--- Start Data provided ---
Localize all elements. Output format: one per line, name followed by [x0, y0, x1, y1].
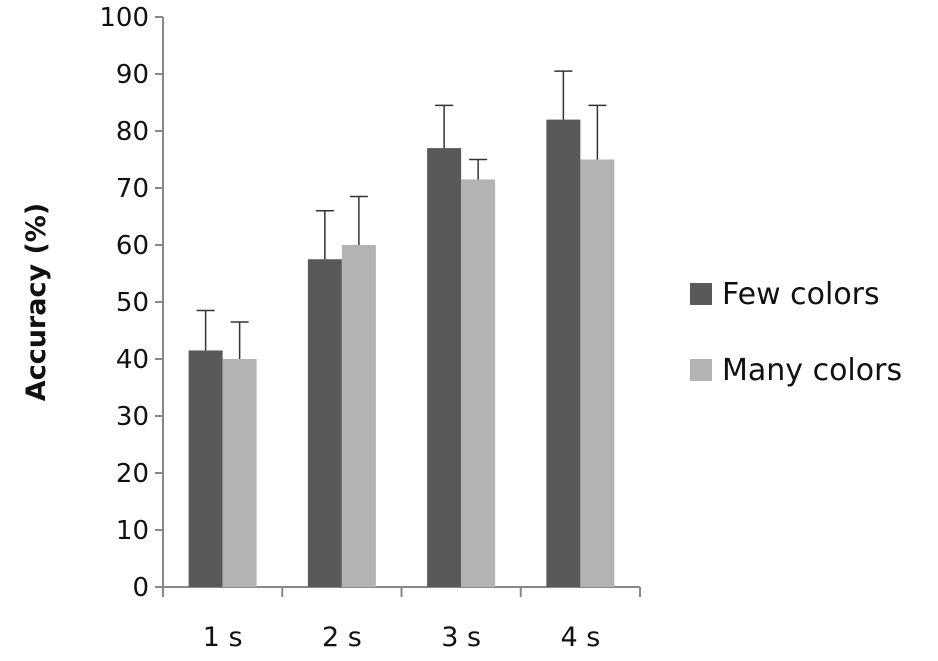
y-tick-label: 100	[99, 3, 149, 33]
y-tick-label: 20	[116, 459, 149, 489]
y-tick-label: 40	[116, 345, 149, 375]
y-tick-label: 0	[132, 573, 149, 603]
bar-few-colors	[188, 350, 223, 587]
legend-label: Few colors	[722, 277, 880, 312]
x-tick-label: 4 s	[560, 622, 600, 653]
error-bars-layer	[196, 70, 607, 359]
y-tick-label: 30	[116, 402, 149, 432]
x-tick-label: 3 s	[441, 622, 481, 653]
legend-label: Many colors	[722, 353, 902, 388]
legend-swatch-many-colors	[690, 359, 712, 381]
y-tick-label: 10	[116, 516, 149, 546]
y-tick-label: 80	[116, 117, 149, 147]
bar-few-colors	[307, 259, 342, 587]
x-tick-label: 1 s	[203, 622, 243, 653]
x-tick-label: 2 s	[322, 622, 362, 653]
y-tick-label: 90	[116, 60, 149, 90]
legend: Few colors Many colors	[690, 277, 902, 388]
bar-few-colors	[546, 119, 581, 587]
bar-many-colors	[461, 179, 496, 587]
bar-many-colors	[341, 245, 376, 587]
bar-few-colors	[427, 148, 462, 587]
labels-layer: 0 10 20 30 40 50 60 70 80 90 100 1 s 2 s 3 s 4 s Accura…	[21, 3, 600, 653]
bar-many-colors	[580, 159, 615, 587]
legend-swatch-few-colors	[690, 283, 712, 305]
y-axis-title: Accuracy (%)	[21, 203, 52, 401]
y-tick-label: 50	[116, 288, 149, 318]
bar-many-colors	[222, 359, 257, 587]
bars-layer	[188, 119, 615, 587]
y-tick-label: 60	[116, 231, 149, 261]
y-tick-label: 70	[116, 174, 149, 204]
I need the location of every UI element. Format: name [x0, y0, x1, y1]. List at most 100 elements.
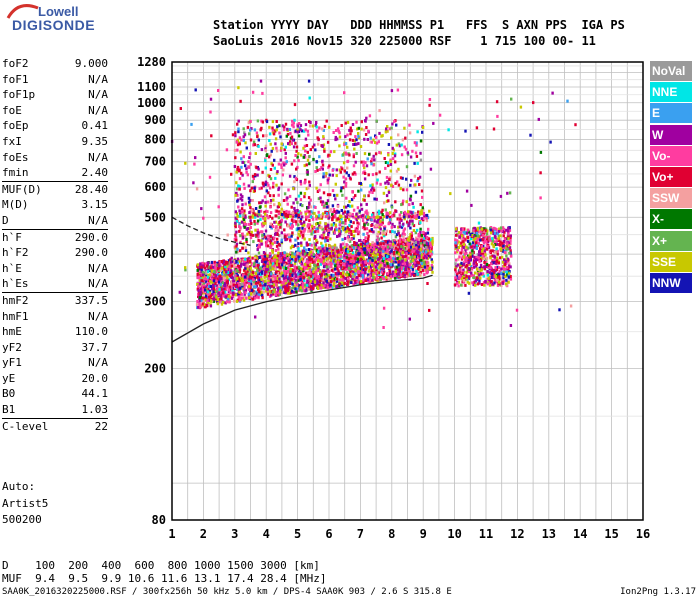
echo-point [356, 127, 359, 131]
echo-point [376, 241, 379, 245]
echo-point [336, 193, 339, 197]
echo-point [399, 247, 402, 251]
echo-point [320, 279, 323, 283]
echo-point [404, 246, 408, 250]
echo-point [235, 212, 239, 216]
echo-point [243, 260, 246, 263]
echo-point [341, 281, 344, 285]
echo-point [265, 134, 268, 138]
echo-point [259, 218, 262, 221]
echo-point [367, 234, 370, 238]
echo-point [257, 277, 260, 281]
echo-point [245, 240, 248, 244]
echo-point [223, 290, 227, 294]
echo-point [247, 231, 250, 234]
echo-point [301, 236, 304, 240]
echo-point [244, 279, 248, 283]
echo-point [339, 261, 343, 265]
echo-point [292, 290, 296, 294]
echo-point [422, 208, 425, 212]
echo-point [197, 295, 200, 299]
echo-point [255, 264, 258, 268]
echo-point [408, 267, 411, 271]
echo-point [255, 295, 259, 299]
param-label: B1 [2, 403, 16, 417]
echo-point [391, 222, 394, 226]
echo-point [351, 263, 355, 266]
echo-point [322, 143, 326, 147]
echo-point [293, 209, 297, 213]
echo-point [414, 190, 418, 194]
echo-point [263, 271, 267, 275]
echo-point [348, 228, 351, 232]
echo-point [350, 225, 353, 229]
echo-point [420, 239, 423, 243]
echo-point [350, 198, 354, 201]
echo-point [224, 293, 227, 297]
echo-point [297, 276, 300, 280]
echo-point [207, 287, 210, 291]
--- End Data provided ---
Short problem:
Reproduce every line of the listing above verbatim, leaving out the pictures.

Response below:
Localize all elements. Output format: one per line, name followed by [x0, y0, x1, y1].
y-tick-label: 100	[99, 3, 149, 33]
y-tick-label: 20	[116, 459, 149, 489]
y-tick-label: 40	[116, 345, 149, 375]
y-tick-label: 0	[132, 573, 149, 603]
bar-few-colors	[188, 350, 223, 587]
legend-label: Few colors	[722, 277, 880, 312]
x-tick-label: 4 s	[560, 622, 600, 653]
error-bars-layer	[196, 70, 607, 359]
y-tick-label: 30	[116, 402, 149, 432]
x-tick-label: 3 s	[441, 622, 481, 653]
legend-label: Many colors	[722, 353, 902, 388]
legend-swatch-many-colors	[690, 359, 712, 381]
y-tick-label: 10	[116, 516, 149, 546]
y-tick-label: 80	[116, 117, 149, 147]
bar-few-colors	[307, 259, 342, 587]
x-tick-label: 1 s	[203, 622, 243, 653]
x-tick-label: 2 s	[322, 622, 362, 653]
y-tick-label: 90	[116, 60, 149, 90]
legend: Few colors Many colors	[690, 277, 902, 388]
bar-few-colors	[546, 119, 581, 587]
bar-many-colors	[461, 179, 496, 587]
bar-many-colors	[341, 245, 376, 587]
bar-few-colors	[427, 148, 462, 587]
labels-layer: 0 10 20 30 40 50 60 70 80 90 100 1 s 2 s 3 s 4 s Accura…	[21, 3, 600, 653]
bar-many-colors	[580, 159, 615, 587]
legend-swatch-few-colors	[690, 283, 712, 305]
y-axis-title: Accuracy (%)	[21, 203, 52, 401]
y-tick-label: 50	[116, 288, 149, 318]
bar-many-colors	[222, 359, 257, 587]
bars-layer	[188, 119, 615, 587]
y-tick-label: 60	[116, 231, 149, 261]
y-tick-label: 70	[116, 174, 149, 204]
I need the location of every UI element. Format: name [x0, y0, x1, y1]. List at most 100 elements.
echo-point [356, 127, 359, 131]
echo-point [376, 241, 379, 245]
echo-point [336, 193, 339, 197]
echo-point [399, 247, 402, 251]
echo-point [320, 279, 323, 283]
echo-point [404, 246, 408, 250]
echo-point [235, 212, 239, 216]
echo-point [243, 260, 246, 263]
echo-point [341, 281, 344, 285]
echo-point [265, 134, 268, 138]
echo-point [259, 218, 262, 221]
echo-point [367, 234, 370, 238]
echo-point [257, 277, 260, 281]
echo-point [245, 240, 248, 244]
echo-point [223, 290, 227, 294]
echo-point [247, 231, 250, 234]
echo-point [301, 236, 304, 240]
echo-point [244, 279, 248, 283]
echo-point [339, 261, 343, 265]
echo-point [292, 290, 296, 294]
echo-point [422, 208, 425, 212]
echo-point [197, 295, 200, 299]
echo-point [255, 264, 258, 268]
echo-point [408, 267, 411, 271]
echo-point [255, 295, 259, 299]
param-label: B1 [2, 403, 16, 417]
echo-point [391, 222, 394, 226]
echo-point [351, 263, 355, 266]
echo-point [322, 143, 326, 147]
echo-point [293, 209, 297, 213]
echo-point [414, 190, 418, 194]
echo-point [263, 271, 267, 275]
echo-point [348, 228, 351, 232]
echo-point [350, 225, 353, 229]
echo-point [420, 239, 423, 243]
echo-point [350, 198, 354, 201]
echo-point [224, 293, 227, 297]
echo-point [297, 276, 300, 280]
echo-point [207, 287, 210, 291]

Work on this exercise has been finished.